* _WHAT TO WORK ON_
Transcribe the records below exactly, leaving out any pictures.

* _EXCERPTED DATA_

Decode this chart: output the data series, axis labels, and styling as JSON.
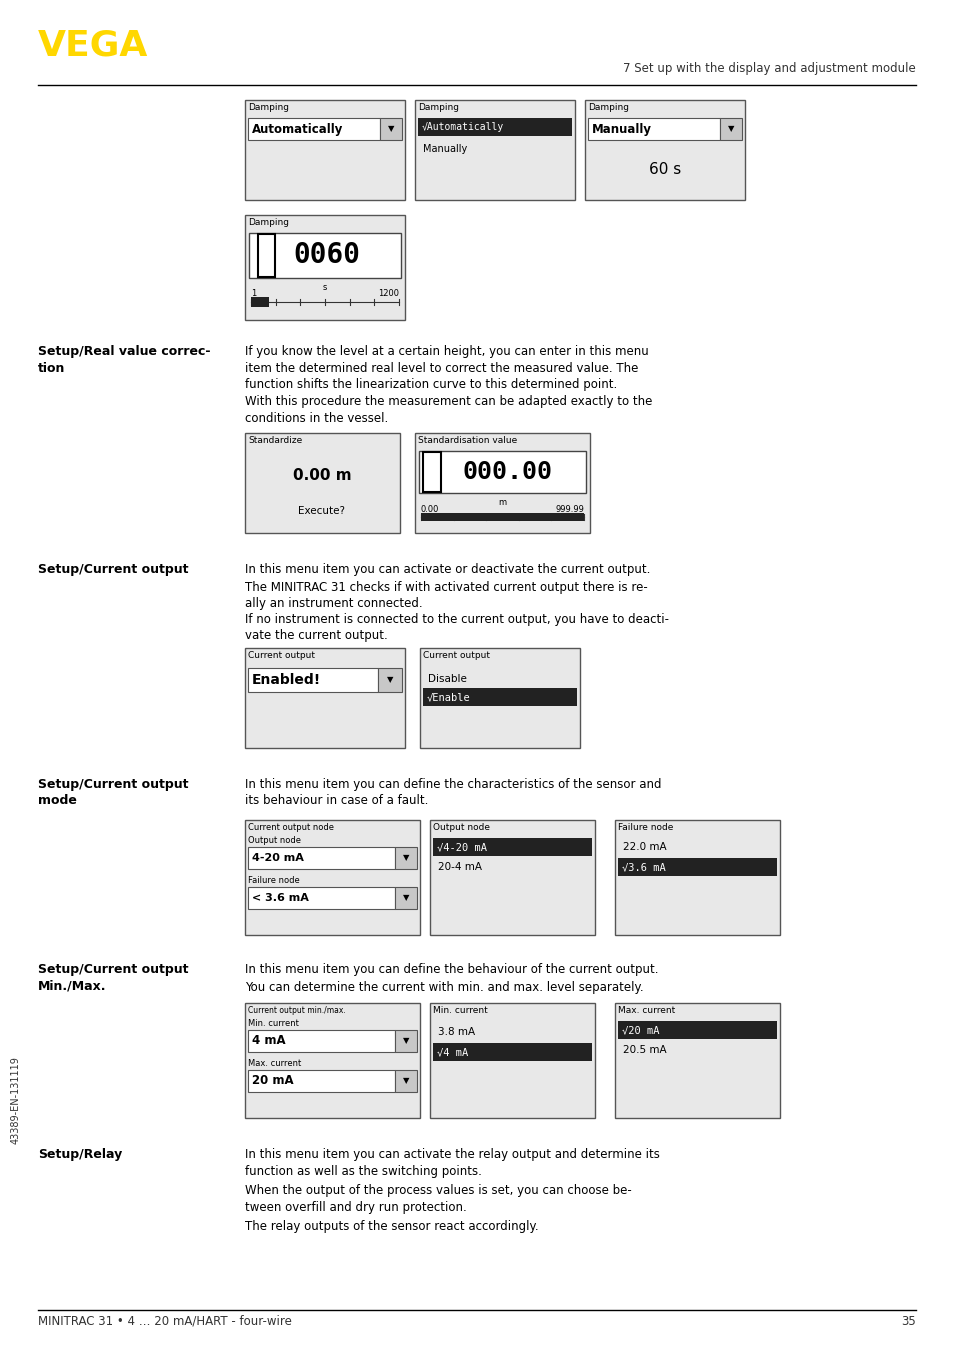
{
  "bg_color": "#ffffff",
  "vega_color": "#FFD700",
  "header_text": "7 Set up with the display and adjustment module",
  "footer_text": "MINITRAC 31 • 4 … 20 mA/HART - four-wire",
  "page_number": "35",
  "side_text": "43389-EN-131119"
}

* _OUTPUT BELOW_
Decode this chart: output the data series, axis labels, and styling as JSON.
{
  "bg_color": "#ffffff",
  "vega_color": "#FFD700",
  "header_text": "7 Set up with the display and adjustment module",
  "footer_text": "MINITRAC 31 • 4 … 20 mA/HART - four-wire",
  "page_number": "35",
  "side_text": "43389-EN-131119"
}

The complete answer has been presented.